#### [Direction]
Every line of the listing must be reproduced as it stands. Leave the images behind.

═══ Material for this task ═══

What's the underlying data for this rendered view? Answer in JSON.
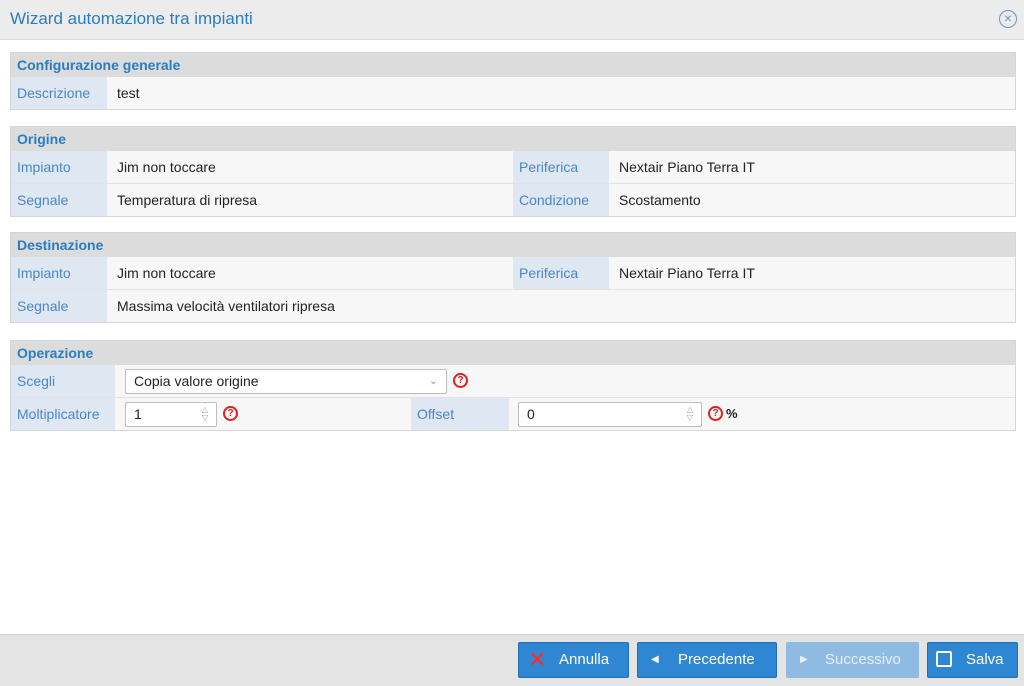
{
  "window": {
    "title": "Wizard automazione tra impianti",
    "close_icon": "close-circle-icon"
  },
  "general": {
    "title": "Configurazione generale",
    "descrizione_label": "Descrizione",
    "descrizione_value": "test"
  },
  "origine": {
    "title": "Origine",
    "impianto_label": "Impianto",
    "impianto_value": "Jim non toccare",
    "periferica_label": "Periferica",
    "periferica_value": "Nextair Piano Terra IT",
    "segnale_label": "Segnale",
    "segnale_value": "Temperatura di ripresa",
    "condizione_label": "Condizione",
    "condizione_value": "Scostamento"
  },
  "destinazione": {
    "title": "Destinazione",
    "impianto_label": "Impianto",
    "impianto_value": "Jim non toccare",
    "periferica_label": "Periferica",
    "periferica_value": "Nextair Piano Terra IT",
    "segnale_label": "Segnale",
    "segnale_value": "Massima velocità ventilatori ripresa"
  },
  "operazione": {
    "title": "Operazione",
    "scegli_label": "Scegli",
    "scegli_value": "Copia valore origine",
    "moltiplicatore_label": "Moltiplicatore",
    "moltiplicatore_value": "1",
    "offset_label": "Offset",
    "offset_value": "0",
    "offset_unit": "%"
  },
  "footer": {
    "annulla": "Annulla",
    "precedente": "Precedente",
    "successivo": "Successivo",
    "salva": "Salva"
  },
  "colors": {
    "accent": "#2a7dc0",
    "button": "#2f87d3",
    "danger": "#e02020"
  }
}
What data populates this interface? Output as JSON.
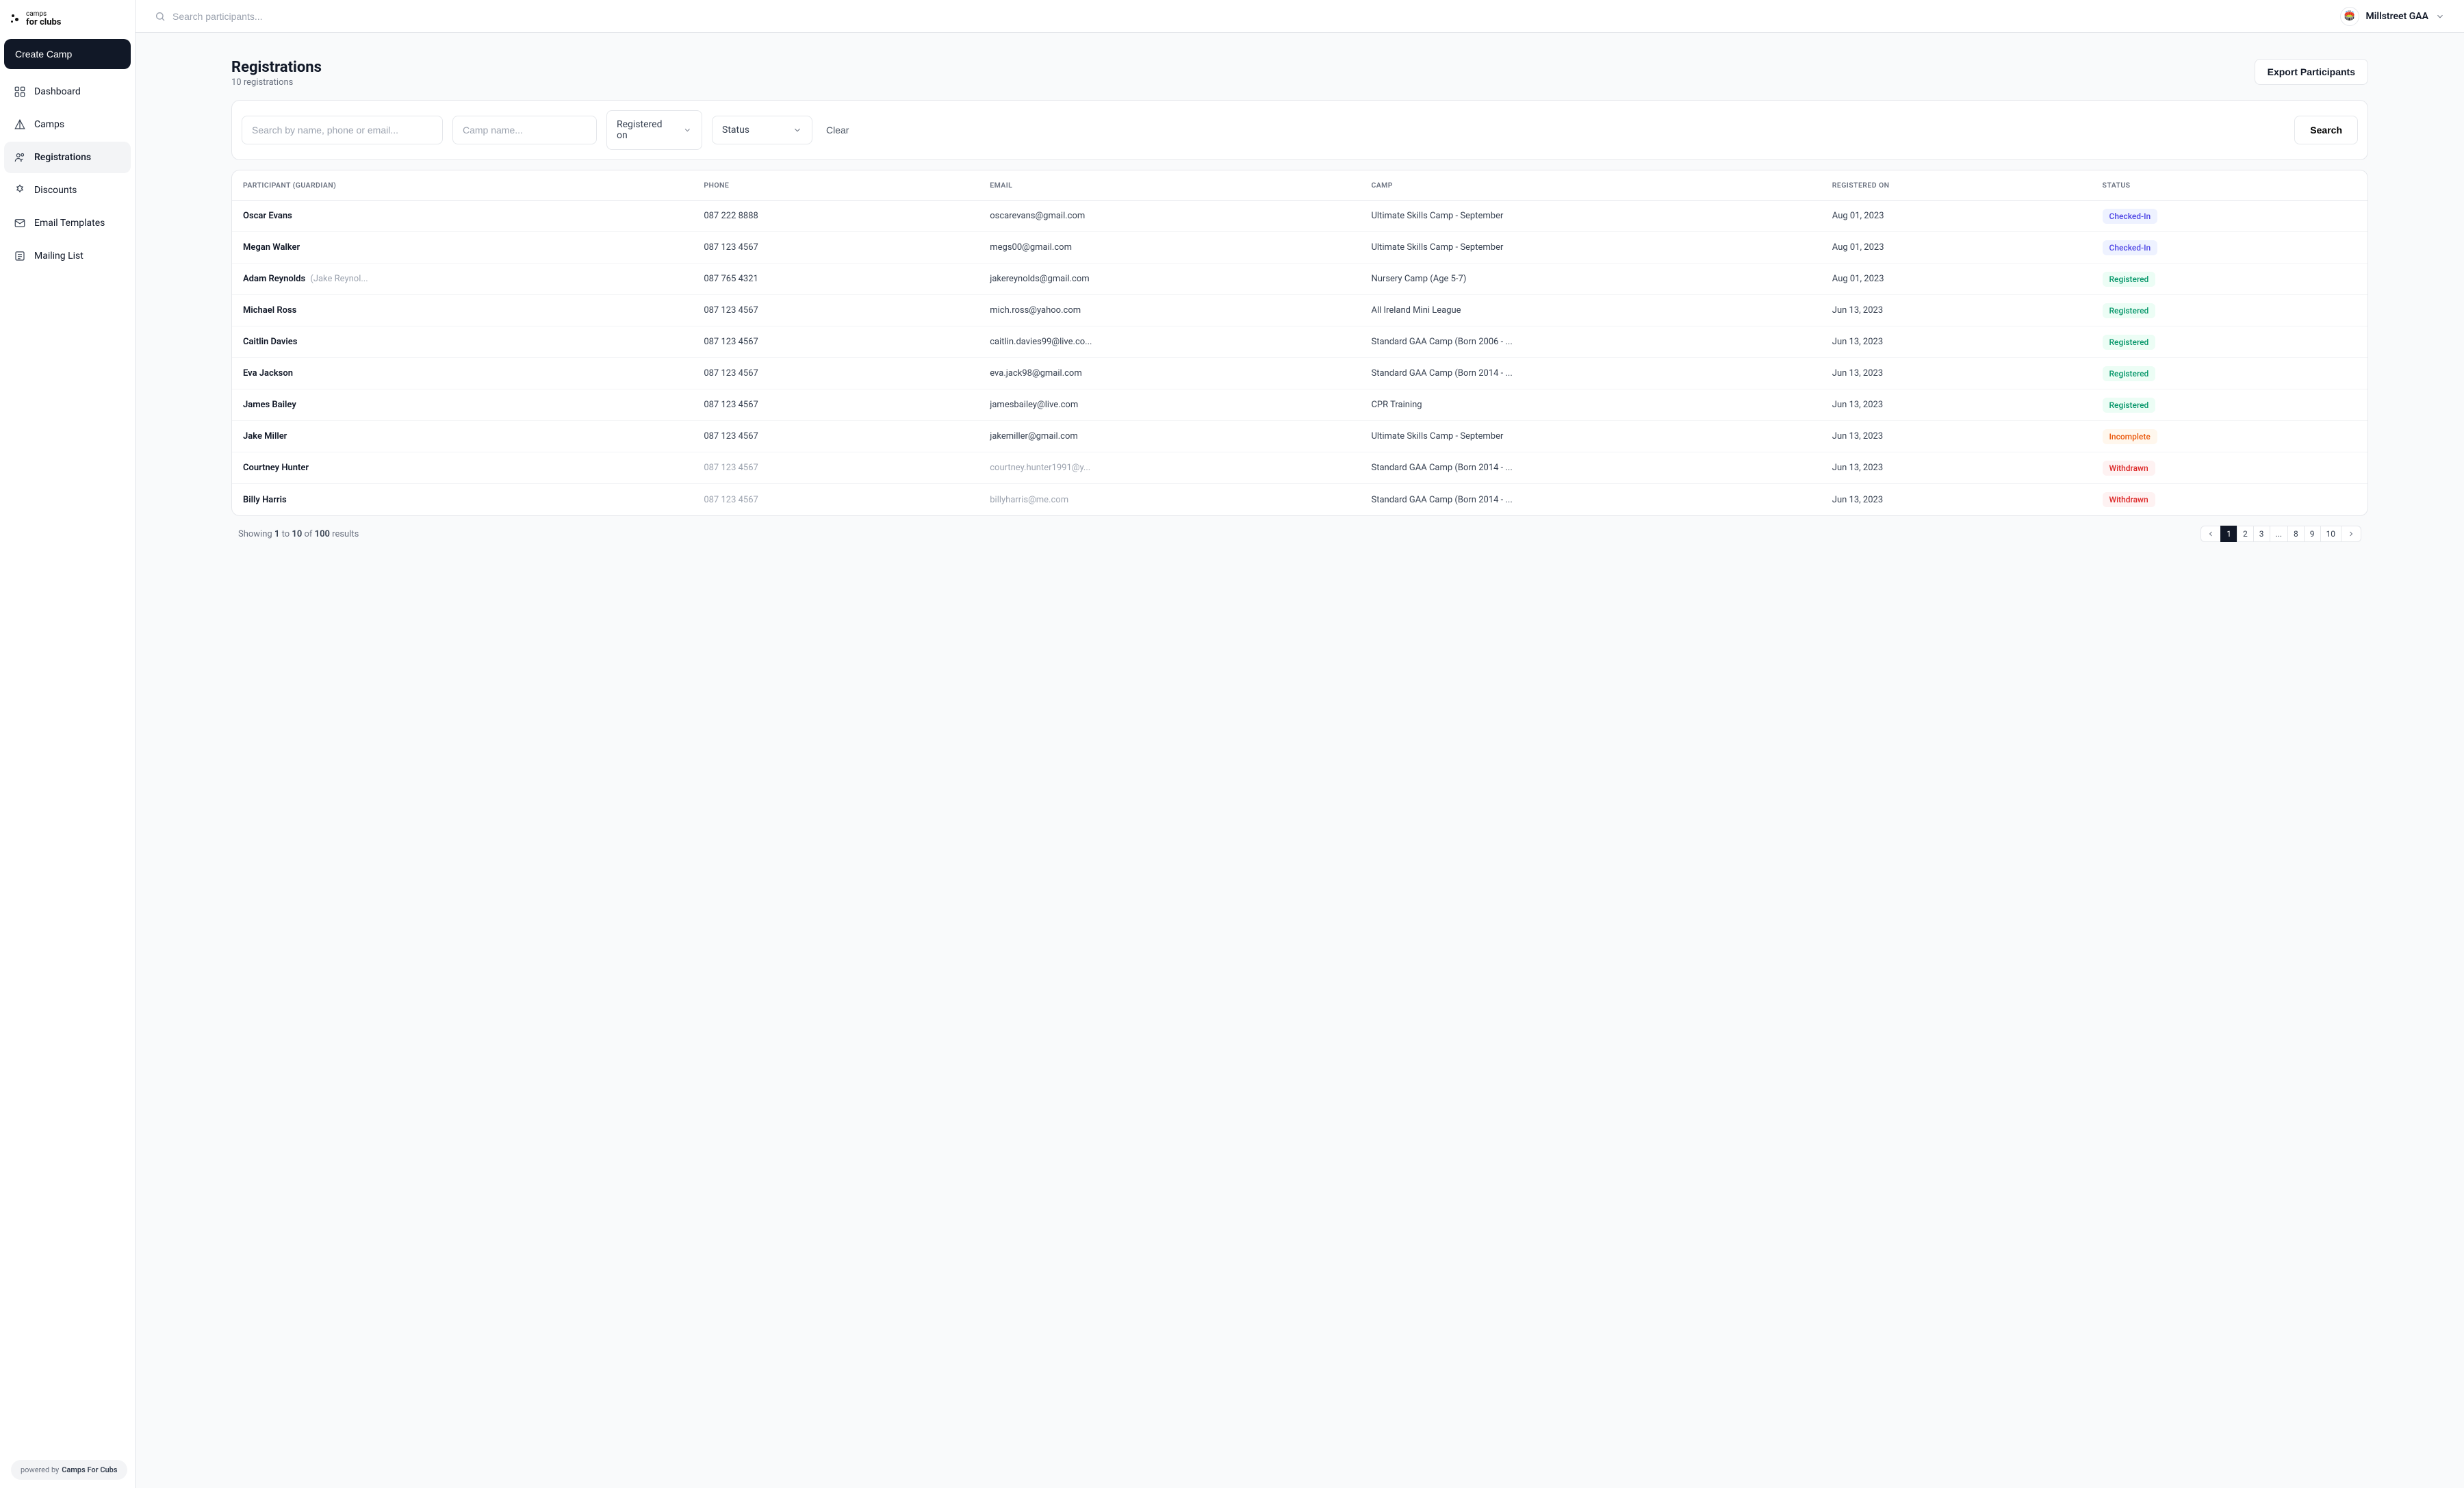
{
  "brand": {
    "line1": "camps",
    "line2": "for clubs"
  },
  "sidebar": {
    "create_label": "Create Camp",
    "items": [
      {
        "label": "Dashboard"
      },
      {
        "label": "Camps"
      },
      {
        "label": "Registrations"
      },
      {
        "label": "Discounts"
      },
      {
        "label": "Email Templates"
      },
      {
        "label": "Mailing List"
      }
    ],
    "powered_prefix": "powered by",
    "powered_name": "Camps For Cubs"
  },
  "topbar": {
    "search_placeholder": "Search participants...",
    "org_name": "Millstreet GAA",
    "org_avatar_emoji": "🏟️"
  },
  "page": {
    "title": "Registrations",
    "sub": "10 registrations",
    "export_label": "Export Participants"
  },
  "filters": {
    "search_placeholder": "Search by name, phone or email...",
    "camp_placeholder": "Camp name...",
    "registered_on_label": "Registered on",
    "status_label": "Status",
    "clear_label": "Clear",
    "search_label": "Search"
  },
  "table": {
    "headers": {
      "participant": "PARTICIPANT (GUARDIAN)",
      "phone": "PHONE",
      "email": "EMAIL",
      "camp": "CAMP",
      "registered_on": "REGISTERED ON",
      "status": "STATUS"
    },
    "rows": [
      {
        "participant": "Oscar Evans",
        "guardian": "",
        "phone": "087 222 8888",
        "email": "oscarevans@gmail.com",
        "camp": "Ultimate Skills Camp - September",
        "registered_on": "Aug 01, 2023",
        "status": "Checked-In",
        "status_class": "checkedin",
        "muted": false
      },
      {
        "participant": "Megan Walker",
        "guardian": "",
        "phone": "087 123 4567",
        "email": "megs00@gmail.com",
        "camp": "Ultimate Skills Camp - September",
        "registered_on": "Aug 01, 2023",
        "status": "Checked-In",
        "status_class": "checkedin",
        "muted": false
      },
      {
        "participant": "Adam Reynolds",
        "guardian": "(Jake Reynol...",
        "phone": "087 765 4321",
        "email": "jakereynolds@gmail.com",
        "camp": "Nursery Camp (Age 5-7)",
        "registered_on": "Aug 01, 2023",
        "status": "Registered",
        "status_class": "registered",
        "muted": false
      },
      {
        "participant": "Michael Ross",
        "guardian": "",
        "phone": "087 123 4567",
        "email": "mich.ross@yahoo.com",
        "camp": "All Ireland Mini League",
        "registered_on": "Jun 13, 2023",
        "status": "Registered",
        "status_class": "registered",
        "muted": false
      },
      {
        "participant": "Caitlin Davies",
        "guardian": "",
        "phone": "087 123 4567",
        "email": "caitlin.davies99@live.co...",
        "camp": "Standard GAA Camp (Born 2006 - ...",
        "registered_on": "Jun 13, 2023",
        "status": "Registered",
        "status_class": "registered",
        "muted": false
      },
      {
        "participant": "Eva Jackson",
        "guardian": "",
        "phone": "087 123 4567",
        "email": "eva.jack98@gmail.com",
        "camp": "Standard GAA Camp (Born 2014 - ...",
        "registered_on": "Jun 13, 2023",
        "status": "Registered",
        "status_class": "registered",
        "muted": false
      },
      {
        "participant": "James Bailey",
        "guardian": "",
        "phone": "087 123 4567",
        "email": "jamesbailey@live.com",
        "camp": "CPR Training",
        "registered_on": "Jun 13, 2023",
        "status": "Registered",
        "status_class": "registered",
        "muted": false
      },
      {
        "participant": "Jake Miller",
        "guardian": "",
        "phone": "087 123 4567",
        "email": "jakemiller@gmail.com",
        "camp": "Ultimate Skills Camp - September",
        "registered_on": "Jun 13, 2023",
        "status": "Incomplete",
        "status_class": "incomplete",
        "muted": false
      },
      {
        "participant": "Courtney Hunter",
        "guardian": "",
        "phone": "087 123 4567",
        "email": "courtney.hunter1991@y...",
        "camp": "Standard GAA Camp (Born 2014 - ...",
        "registered_on": "Jun 13, 2023",
        "status": "Withdrawn",
        "status_class": "withdrawn",
        "muted": true
      },
      {
        "participant": "Billy Harris",
        "guardian": "",
        "phone": "087 123 4567",
        "email": "billyharris@me.com",
        "camp": "Standard GAA Camp (Born 2014 - ...",
        "registered_on": "Jun 13, 2023",
        "status": "Withdrawn",
        "status_class": "withdrawn",
        "muted": true
      }
    ]
  },
  "pagination": {
    "showing_prefix": "Showing",
    "from": "1",
    "to_word": "to",
    "to": "10",
    "of_word": "of",
    "total": "100",
    "results_word": "results",
    "pages": [
      "1",
      "2",
      "3",
      "...",
      "8",
      "9",
      "10"
    ],
    "current": "1"
  }
}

═══

#### [Problem solution]
What's the underlying data for this rendered view? Answer in JSON.
{
  "window": {
    "title": "Wizard automazione tra impianti",
    "close_icon": "close-circle-icon"
  },
  "general": {
    "title": "Configurazione generale",
    "descrizione_label": "Descrizione",
    "descrizione_value": "test"
  },
  "origine": {
    "title": "Origine",
    "impianto_label": "Impianto",
    "impianto_value": "Jim non toccare",
    "periferica_label": "Periferica",
    "periferica_value": "Nextair Piano Terra IT",
    "segnale_label": "Segnale",
    "segnale_value": "Temperatura di ripresa",
    "condizione_label": "Condizione",
    "condizione_value": "Scostamento"
  },
  "destinazione": {
    "title": "Destinazione",
    "impianto_label": "Impianto",
    "impianto_value": "Jim non toccare",
    "periferica_label": "Periferica",
    "periferica_value": "Nextair Piano Terra IT",
    "segnale_label": "Segnale",
    "segnale_value": "Massima velocità ventilatori ripresa"
  },
  "operazione": {
    "title": "Operazione",
    "scegli_label": "Scegli",
    "scegli_value": "Copia valore origine",
    "moltiplicatore_label": "Moltiplicatore",
    "moltiplicatore_value": "1",
    "offset_label": "Offset",
    "offset_value": "0",
    "offset_unit": "%"
  },
  "footer": {
    "annulla": "Annulla",
    "precedente": "Precedente",
    "successivo": "Successivo",
    "salva": "Salva"
  },
  "colors": {
    "accent": "#2a7dc0",
    "button": "#2f87d3",
    "danger": "#e02020"
  }
}
What data populates this interface? Output as JSON.
{
  "brand": {
    "line1": "camps",
    "line2": "for clubs"
  },
  "sidebar": {
    "create_label": "Create Camp",
    "items": [
      {
        "label": "Dashboard"
      },
      {
        "label": "Camps"
      },
      {
        "label": "Registrations"
      },
      {
        "label": "Discounts"
      },
      {
        "label": "Email Templates"
      },
      {
        "label": "Mailing List"
      }
    ],
    "powered_prefix": "powered by",
    "powered_name": "Camps For Cubs"
  },
  "topbar": {
    "search_placeholder": "Search participants...",
    "org_name": "Millstreet GAA",
    "org_avatar_emoji": "🏟️"
  },
  "page": {
    "title": "Registrations",
    "sub": "10 registrations",
    "export_label": "Export Participants"
  },
  "filters": {
    "search_placeholder": "Search by name, phone or email...",
    "camp_placeholder": "Camp name...",
    "registered_on_label": "Registered on",
    "status_label": "Status",
    "clear_label": "Clear",
    "search_label": "Search"
  },
  "table": {
    "headers": {
      "participant": "PARTICIPANT (GUARDIAN)",
      "phone": "PHONE",
      "email": "EMAIL",
      "camp": "CAMP",
      "registered_on": "REGISTERED ON",
      "status": "STATUS"
    },
    "rows": [
      {
        "participant": "Oscar Evans",
        "guardian": "",
        "phone": "087 222 8888",
        "email": "oscarevans@gmail.com",
        "camp": "Ultimate Skills Camp - September",
        "registered_on": "Aug 01, 2023",
        "status": "Checked-In",
        "status_class": "checkedin",
        "muted": false
      },
      {
        "participant": "Megan Walker",
        "guardian": "",
        "phone": "087 123 4567",
        "email": "megs00@gmail.com",
        "camp": "Ultimate Skills Camp - September",
        "registered_on": "Aug 01, 2023",
        "status": "Checked-In",
        "status_class": "checkedin",
        "muted": false
      },
      {
        "participant": "Adam Reynolds",
        "guardian": "(Jake Reynol...",
        "phone": "087 765 4321",
        "email": "jakereynolds@gmail.com",
        "camp": "Nursery Camp (Age 5-7)",
        "registered_on": "Aug 01, 2023",
        "status": "Registered",
        "status_class": "registered",
        "muted": false
      },
      {
        "participant": "Michael Ross",
        "guardian": "",
        "phone": "087 123 4567",
        "email": "mich.ross@yahoo.com",
        "camp": "All Ireland Mini League",
        "registered_on": "Jun 13, 2023",
        "status": "Registered",
        "status_class": "registered",
        "muted": false
      },
      {
        "participant": "Caitlin Davies",
        "guardian": "",
        "phone": "087 123 4567",
        "email": "caitlin.davies99@live.co...",
        "camp": "Standard GAA Camp (Born 2006 - ...",
        "registered_on": "Jun 13, 2023",
        "status": "Registered",
        "status_class": "registered",
        "muted": false
      },
      {
        "participant": "Eva Jackson",
        "guardian": "",
        "phone": "087 123 4567",
        "email": "eva.jack98@gmail.com",
        "camp": "Standard GAA Camp (Born 2014 - ...",
        "registered_on": "Jun 13, 2023",
        "status": "Registered",
        "status_class": "registered",
        "muted": false
      },
      {
        "participant": "James Bailey",
        "guardian": "",
        "phone": "087 123 4567",
        "email": "jamesbailey@live.com",
        "camp": "CPR Training",
        "registered_on": "Jun 13, 2023",
        "status": "Registered",
        "status_class": "registered",
        "muted": false
      },
      {
        "participant": "Jake Miller",
        "guardian": "",
        "phone": "087 123 4567",
        "email": "jakemiller@gmail.com",
        "camp": "Ultimate Skills Camp - September",
        "registered_on": "Jun 13, 2023",
        "status": "Incomplete",
        "status_class": "incomplete",
        "muted": false
      },
      {
        "participant": "Courtney Hunter",
        "guardian": "",
        "phone": "087 123 4567",
        "email": "courtney.hunter1991@y...",
        "camp": "Standard GAA Camp (Born 2014 - ...",
        "registered_on": "Jun 13, 2023",
        "status": "Withdrawn",
        "status_class": "withdrawn",
        "muted": true
      },
      {
        "participant": "Billy Harris",
        "guardian": "",
        "phone": "087 123 4567",
        "email": "billyharris@me.com",
        "camp": "Standard GAA Camp (Born 2014 - ...",
        "registered_on": "Jun 13, 2023",
        "status": "Withdrawn",
        "status_class": "withdrawn",
        "muted": true
      }
    ]
  },
  "pagination": {
    "showing_prefix": "Showing",
    "from": "1",
    "to_word": "to",
    "to": "10",
    "of_word": "of",
    "total": "100",
    "results_word": "results",
    "pages": [
      "1",
      "2",
      "3",
      "...",
      "8",
      "9",
      "10"
    ],
    "current": "1"
  }
}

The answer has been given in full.